● What you are asked to do
Filter this data down to the lines that hold "america", and copy them.

+++

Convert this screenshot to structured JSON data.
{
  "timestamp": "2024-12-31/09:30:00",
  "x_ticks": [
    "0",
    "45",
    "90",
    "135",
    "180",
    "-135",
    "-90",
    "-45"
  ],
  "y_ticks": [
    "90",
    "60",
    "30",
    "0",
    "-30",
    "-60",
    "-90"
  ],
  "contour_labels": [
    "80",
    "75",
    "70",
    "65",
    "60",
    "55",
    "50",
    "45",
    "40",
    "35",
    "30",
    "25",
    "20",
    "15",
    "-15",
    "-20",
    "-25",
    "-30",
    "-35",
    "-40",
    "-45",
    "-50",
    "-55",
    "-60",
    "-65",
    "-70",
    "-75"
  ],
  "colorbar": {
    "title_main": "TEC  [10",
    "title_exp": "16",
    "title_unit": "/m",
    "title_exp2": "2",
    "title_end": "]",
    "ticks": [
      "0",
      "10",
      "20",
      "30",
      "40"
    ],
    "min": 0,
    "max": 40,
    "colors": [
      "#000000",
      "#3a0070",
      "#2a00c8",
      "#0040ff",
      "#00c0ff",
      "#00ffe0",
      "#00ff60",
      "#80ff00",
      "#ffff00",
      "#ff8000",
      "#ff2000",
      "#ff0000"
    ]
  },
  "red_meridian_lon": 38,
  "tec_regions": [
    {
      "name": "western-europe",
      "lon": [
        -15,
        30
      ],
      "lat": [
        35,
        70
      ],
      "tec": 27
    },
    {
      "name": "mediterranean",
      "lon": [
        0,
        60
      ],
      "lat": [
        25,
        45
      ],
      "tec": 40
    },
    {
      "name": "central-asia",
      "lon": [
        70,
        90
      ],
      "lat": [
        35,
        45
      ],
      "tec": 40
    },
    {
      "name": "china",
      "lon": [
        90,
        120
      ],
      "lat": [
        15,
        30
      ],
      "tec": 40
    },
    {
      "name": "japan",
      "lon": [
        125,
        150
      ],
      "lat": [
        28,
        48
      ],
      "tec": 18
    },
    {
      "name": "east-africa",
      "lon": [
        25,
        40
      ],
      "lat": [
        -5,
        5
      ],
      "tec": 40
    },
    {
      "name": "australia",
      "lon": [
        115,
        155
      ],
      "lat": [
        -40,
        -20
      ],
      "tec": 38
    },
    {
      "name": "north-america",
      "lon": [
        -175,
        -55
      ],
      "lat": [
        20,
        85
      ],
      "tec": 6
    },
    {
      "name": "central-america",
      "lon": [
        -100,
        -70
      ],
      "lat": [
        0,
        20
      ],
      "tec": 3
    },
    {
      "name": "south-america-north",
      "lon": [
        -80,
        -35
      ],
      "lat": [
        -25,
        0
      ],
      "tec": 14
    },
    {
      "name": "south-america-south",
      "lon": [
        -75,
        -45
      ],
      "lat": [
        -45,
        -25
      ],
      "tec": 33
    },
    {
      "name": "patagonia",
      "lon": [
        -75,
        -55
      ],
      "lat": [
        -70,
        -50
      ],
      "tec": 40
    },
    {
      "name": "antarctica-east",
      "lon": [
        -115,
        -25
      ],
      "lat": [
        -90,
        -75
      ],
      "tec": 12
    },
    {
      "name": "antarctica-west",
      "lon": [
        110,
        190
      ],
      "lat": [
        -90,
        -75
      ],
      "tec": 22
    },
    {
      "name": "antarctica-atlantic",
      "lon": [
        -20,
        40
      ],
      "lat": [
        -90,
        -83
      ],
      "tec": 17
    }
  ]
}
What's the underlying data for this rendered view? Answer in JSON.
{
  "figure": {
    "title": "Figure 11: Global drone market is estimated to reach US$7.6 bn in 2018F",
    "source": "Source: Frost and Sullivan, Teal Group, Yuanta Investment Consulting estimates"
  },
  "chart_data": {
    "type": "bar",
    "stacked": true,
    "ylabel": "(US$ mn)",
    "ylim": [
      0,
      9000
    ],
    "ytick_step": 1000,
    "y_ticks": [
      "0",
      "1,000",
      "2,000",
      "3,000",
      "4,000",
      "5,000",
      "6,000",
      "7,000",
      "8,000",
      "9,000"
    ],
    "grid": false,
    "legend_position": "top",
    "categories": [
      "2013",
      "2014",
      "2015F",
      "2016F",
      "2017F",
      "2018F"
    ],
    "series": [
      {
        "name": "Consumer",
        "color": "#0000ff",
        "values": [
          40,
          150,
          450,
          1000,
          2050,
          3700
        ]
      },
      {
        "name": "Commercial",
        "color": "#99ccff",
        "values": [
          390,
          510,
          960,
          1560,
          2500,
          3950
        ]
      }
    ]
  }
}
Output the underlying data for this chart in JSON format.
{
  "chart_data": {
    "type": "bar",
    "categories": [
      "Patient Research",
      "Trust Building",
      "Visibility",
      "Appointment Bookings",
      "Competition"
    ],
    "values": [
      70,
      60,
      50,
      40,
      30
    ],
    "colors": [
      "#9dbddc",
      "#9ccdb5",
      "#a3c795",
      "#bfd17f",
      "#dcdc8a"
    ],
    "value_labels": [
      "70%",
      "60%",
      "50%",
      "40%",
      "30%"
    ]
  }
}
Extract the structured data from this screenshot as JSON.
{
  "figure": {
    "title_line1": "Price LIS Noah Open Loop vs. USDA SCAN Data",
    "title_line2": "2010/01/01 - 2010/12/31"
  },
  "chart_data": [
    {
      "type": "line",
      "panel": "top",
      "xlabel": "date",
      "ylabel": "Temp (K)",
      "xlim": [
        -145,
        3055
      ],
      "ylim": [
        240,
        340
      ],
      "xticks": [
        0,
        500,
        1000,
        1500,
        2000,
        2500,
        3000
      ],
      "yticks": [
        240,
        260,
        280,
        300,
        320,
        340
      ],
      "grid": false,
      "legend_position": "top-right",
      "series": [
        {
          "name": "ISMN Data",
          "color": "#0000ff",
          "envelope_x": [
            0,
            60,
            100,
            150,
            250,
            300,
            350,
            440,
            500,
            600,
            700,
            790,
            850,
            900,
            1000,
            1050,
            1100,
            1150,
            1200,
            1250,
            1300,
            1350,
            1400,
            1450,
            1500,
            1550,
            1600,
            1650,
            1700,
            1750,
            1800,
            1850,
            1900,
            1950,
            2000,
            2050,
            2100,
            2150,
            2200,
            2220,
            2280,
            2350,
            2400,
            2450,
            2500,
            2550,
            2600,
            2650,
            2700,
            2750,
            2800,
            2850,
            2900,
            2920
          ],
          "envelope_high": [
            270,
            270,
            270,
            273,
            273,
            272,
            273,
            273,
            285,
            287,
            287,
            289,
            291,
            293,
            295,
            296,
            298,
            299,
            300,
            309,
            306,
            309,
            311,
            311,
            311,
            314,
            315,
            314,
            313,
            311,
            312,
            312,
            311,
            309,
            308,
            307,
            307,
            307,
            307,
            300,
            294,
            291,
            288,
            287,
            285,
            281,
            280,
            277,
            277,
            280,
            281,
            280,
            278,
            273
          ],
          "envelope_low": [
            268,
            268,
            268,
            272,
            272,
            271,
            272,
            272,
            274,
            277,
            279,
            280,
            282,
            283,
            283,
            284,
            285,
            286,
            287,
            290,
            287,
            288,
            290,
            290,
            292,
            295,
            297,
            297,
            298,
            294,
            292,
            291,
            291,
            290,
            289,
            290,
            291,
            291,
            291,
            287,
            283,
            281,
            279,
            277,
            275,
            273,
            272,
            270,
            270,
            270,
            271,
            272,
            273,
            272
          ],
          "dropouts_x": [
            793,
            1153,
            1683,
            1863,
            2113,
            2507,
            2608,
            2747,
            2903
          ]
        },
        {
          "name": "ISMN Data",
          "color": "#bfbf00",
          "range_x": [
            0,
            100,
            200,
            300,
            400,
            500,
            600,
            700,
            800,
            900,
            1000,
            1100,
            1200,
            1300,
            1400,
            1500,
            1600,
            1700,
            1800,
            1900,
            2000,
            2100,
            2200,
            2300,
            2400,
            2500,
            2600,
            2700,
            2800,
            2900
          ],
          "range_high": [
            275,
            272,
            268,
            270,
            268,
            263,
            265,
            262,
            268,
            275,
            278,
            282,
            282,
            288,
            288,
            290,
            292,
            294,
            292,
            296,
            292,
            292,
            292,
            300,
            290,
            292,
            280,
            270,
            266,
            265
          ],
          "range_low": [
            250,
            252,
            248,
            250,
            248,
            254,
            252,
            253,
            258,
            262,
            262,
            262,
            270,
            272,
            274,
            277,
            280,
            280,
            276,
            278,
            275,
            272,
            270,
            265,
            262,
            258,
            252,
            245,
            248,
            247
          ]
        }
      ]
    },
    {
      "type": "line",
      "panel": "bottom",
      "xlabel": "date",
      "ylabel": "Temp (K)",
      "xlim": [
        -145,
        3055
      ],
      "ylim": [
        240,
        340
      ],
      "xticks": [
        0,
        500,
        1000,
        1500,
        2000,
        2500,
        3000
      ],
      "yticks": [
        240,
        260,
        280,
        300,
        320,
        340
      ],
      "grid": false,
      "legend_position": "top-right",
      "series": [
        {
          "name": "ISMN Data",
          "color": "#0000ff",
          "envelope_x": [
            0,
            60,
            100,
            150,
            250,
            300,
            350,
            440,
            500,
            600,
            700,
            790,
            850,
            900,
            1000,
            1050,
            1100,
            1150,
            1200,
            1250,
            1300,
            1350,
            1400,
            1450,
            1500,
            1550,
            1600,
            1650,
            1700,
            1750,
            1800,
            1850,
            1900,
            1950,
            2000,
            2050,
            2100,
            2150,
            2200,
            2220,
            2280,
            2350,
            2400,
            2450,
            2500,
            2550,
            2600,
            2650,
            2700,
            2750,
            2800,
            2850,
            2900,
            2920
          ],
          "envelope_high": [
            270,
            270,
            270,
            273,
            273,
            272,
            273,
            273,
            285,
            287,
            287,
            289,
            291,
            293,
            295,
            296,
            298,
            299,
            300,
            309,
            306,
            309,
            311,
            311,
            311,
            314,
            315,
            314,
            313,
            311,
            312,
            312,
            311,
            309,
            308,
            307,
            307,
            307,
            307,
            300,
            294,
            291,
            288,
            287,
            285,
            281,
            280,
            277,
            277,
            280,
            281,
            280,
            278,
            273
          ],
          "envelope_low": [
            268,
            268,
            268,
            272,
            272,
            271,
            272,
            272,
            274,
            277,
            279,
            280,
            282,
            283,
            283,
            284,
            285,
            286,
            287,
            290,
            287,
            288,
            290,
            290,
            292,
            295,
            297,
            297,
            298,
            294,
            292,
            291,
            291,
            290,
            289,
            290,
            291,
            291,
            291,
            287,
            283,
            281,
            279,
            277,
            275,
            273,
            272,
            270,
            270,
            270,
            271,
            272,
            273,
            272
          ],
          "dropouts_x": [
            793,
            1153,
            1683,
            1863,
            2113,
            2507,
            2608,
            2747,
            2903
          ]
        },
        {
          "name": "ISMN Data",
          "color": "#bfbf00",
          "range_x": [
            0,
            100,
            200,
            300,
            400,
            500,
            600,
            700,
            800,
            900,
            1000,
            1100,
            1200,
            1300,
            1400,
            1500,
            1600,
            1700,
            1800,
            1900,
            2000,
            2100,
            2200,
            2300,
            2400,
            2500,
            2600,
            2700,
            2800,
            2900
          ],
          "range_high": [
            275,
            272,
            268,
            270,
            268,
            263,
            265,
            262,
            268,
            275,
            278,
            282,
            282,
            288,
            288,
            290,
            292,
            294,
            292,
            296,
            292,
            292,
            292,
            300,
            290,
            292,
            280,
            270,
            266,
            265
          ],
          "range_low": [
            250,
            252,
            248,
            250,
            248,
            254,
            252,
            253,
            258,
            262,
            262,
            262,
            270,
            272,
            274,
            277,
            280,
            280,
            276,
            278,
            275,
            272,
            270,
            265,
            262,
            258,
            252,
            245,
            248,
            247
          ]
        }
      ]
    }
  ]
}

+++

● Answer to this exercise
      "name": "north-america",
      "name": "central-america",
      "name": "south-america-north",
      "name": "south-america-south",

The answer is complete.